DATASET RECORDS.

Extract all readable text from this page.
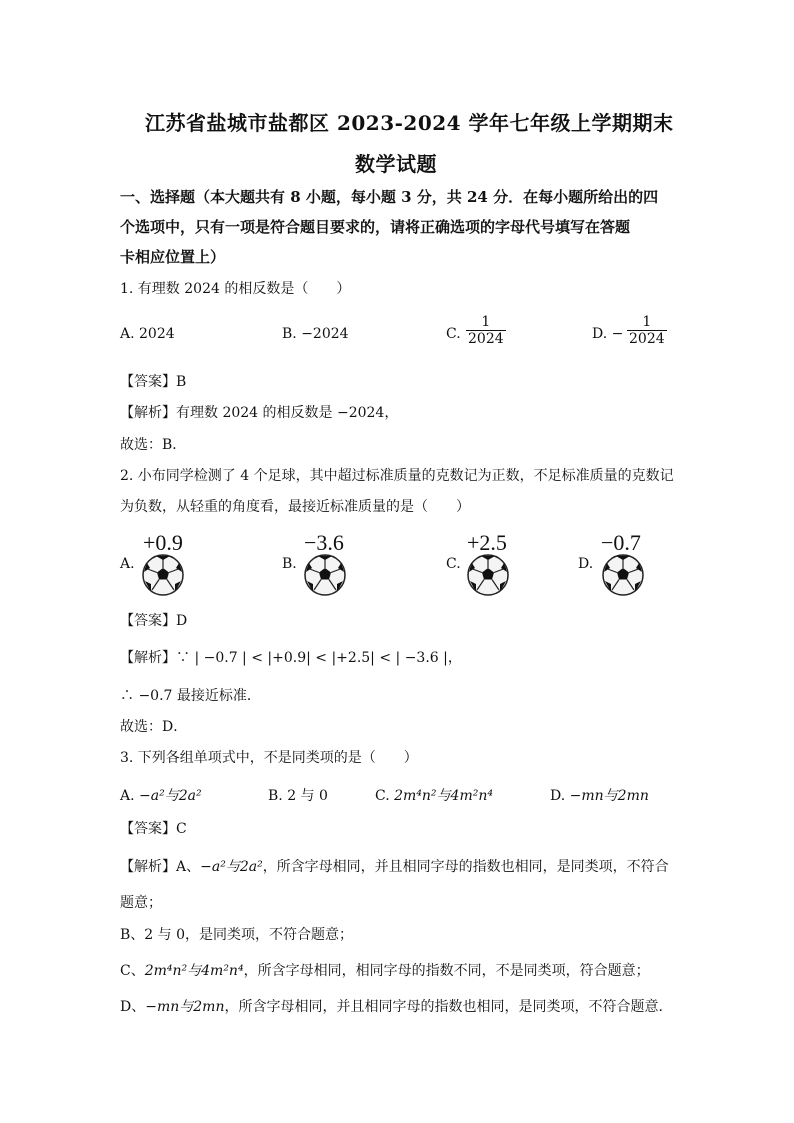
江苏省盐城市盐都区 2023-2024 学年七年级上学期期末
数学试题
一、选择题（本大题共有 8 小题，每小题 3 分，共 24 分．在每小题所给出的四
个选项中，只有一项是符合题目要求的，请将正确选项的字母代号填写在答题
卡相应位置上）
1. 有理数 2024 的相反数是（　　）
A. 2024	B. −2024	C. $\frac{1}{2024}$	D. − $\frac{1}{2024}$
【答案】B
【解析】有理数 2024 的相反数是 −2024，
故选：B．
2. 小布同学检测了 4 个足球，其中超过标准质量的克数记为正数，不足标准质量的克数记
为负数，从轻重的角度看，最接近标准质量的是（　　）
A.
+0.9
B.
−3.6
C.
+2.5
D.
−0.7
【答案】D
【解析】∵ | −0.7 | < |+0.9| < |+2.5| < | −3.6 |，
∴ −0.7 最接近标准．
故选：D．
3. 下列各组单项式中，不是同类项的是（　　）
A. −a²与2a²	B. 2 与 0	C. 2m⁴n²与4m²n⁴	D. −mn与2mn
【答案】C
【解析】A、−a²与2a²，所含字母相同，并且相同字母的指数也相同，是同类项，不符合
题意；
B、2 与 0，是同类项，不符合题意；
C、2m⁴n²与4m²n⁴，所含字母相同，相同字母的指数不同，不是同类项，符合题意；
D、−mn与2mn，所含字母相同，并且相同字母的指数也相同，是同类项，不符合题意．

EXERCISE DESCRIPTION.
Print all of the records shown above exactly, leaving out each picture.

CORRECT RESULT.
Extract all readable text from this page.
江苏省盐城市盐都区 2023-2024 学年七年级上学期期末
数学试题
一、选择题（本大题共有 8 小题，每小题 3 分，共 24 分．在每小题所给出的四
个选项中，只有一项是符合题目要求的，请将正确选项的字母代号填写在答题
卡相应位置上）
1. 有理数 2024 的相反数是（　　）
A. 2024	B. −2024	C. $\frac{1}{2024}$	D. − $\frac{1}{2024}$
【答案】B
【解析】有理数 2024 的相反数是 −2024，
故选：B．
2. 小布同学检测了 4 个足球，其中超过标准质量的克数记为正数，不足标准质量的克数记
为负数，从轻重的角度看，最接近标准质量的是（　　）
A.
+0.9
B.
−3.6
C.
+2.5
D.
−0.7
【答案】D
【解析】∵ | −0.7 | < |+0.9| < |+2.5| < | −3.6 |，
∴ −0.7 最接近标准．
故选：D．
3. 下列各组单项式中，不是同类项的是（　　）
A. −a²与2a²	B. 2 与 0	C. 2m⁴n²与4m²n⁴	D. −mn与2mn
【答案】C
【解析】A、−a²与2a²，所含字母相同，并且相同字母的指数也相同，是同类项，不符合
题意；
B、2 与 0，是同类项，不符合题意；
C、2m⁴n²与4m²n⁴，所含字母相同，相同字母的指数不同，不是同类项，符合题意；
D、−mn与2mn，所含字母相同，并且相同字母的指数也相同，是同类项，不符合题意．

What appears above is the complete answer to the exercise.